**GIVEN REQUEST**
Single out each line with the word "thực" and copy it.

**Dataset items**
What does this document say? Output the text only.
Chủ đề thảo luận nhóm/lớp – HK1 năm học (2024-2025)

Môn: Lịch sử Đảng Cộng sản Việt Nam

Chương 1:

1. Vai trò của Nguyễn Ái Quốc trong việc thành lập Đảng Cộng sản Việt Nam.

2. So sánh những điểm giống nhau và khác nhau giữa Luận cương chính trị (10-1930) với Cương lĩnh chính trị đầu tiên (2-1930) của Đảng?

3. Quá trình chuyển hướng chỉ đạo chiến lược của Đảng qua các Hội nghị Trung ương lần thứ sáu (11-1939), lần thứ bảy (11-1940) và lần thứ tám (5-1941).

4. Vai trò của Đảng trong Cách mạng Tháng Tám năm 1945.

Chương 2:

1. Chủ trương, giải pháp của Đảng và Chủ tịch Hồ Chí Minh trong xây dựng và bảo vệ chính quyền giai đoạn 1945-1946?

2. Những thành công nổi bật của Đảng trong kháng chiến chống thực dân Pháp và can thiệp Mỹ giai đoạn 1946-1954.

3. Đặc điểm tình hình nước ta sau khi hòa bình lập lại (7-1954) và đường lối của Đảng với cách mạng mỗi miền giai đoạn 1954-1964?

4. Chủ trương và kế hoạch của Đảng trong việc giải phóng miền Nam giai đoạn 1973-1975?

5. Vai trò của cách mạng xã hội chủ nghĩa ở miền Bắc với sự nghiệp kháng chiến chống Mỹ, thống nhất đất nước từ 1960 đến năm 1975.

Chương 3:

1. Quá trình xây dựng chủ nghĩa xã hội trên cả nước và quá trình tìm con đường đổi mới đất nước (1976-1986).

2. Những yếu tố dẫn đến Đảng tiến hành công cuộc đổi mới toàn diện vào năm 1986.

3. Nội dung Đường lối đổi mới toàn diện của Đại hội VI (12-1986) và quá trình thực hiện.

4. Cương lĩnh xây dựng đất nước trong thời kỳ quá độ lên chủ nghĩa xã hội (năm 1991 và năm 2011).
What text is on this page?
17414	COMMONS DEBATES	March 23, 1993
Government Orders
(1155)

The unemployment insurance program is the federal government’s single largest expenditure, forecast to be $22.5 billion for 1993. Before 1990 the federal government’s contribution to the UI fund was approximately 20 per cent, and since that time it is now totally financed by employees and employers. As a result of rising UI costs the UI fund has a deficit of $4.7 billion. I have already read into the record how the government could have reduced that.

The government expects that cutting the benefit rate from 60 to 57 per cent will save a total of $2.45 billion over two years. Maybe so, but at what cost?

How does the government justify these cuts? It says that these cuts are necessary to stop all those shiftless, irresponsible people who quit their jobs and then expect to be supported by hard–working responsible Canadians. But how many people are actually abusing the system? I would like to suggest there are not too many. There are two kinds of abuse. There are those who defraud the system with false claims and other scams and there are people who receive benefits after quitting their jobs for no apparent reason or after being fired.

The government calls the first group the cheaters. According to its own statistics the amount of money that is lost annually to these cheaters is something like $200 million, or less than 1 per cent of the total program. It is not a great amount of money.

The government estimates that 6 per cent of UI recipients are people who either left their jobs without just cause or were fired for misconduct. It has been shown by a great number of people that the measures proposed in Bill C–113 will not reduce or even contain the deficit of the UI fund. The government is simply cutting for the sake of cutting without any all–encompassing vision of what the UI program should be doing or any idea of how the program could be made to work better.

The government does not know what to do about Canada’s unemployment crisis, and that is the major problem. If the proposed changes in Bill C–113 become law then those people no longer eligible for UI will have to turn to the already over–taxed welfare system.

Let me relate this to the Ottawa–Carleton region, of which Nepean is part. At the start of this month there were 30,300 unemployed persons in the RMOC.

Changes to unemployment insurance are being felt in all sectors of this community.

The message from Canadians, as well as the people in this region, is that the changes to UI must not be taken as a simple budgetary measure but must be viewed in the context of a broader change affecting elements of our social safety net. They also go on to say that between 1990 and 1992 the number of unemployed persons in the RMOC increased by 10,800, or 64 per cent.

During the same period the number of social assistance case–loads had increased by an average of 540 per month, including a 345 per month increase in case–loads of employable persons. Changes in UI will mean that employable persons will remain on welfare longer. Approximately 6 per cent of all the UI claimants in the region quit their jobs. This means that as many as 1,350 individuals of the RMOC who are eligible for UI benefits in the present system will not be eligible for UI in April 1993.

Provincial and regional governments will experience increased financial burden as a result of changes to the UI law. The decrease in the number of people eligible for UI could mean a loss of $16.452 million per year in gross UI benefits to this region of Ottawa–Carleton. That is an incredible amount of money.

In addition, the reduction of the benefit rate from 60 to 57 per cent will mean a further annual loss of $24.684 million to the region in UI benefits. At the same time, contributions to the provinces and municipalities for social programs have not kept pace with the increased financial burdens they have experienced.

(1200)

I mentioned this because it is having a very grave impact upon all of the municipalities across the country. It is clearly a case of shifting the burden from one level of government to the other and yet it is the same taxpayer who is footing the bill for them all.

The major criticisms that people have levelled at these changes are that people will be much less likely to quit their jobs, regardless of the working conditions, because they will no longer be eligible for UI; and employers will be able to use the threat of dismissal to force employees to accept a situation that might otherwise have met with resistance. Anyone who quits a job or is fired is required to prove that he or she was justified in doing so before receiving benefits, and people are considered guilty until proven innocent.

**FULL RESPONSE**
2. Những thành công nổi bật của Đảng trong kháng chiến chống thực dân Pháp và can thiệp Mỹ giai đoạn 1946-1954.
3. Nội dung Đường lối đổi mới toàn diện của Đại hội VI (12-1986) và quá trình thực hiện.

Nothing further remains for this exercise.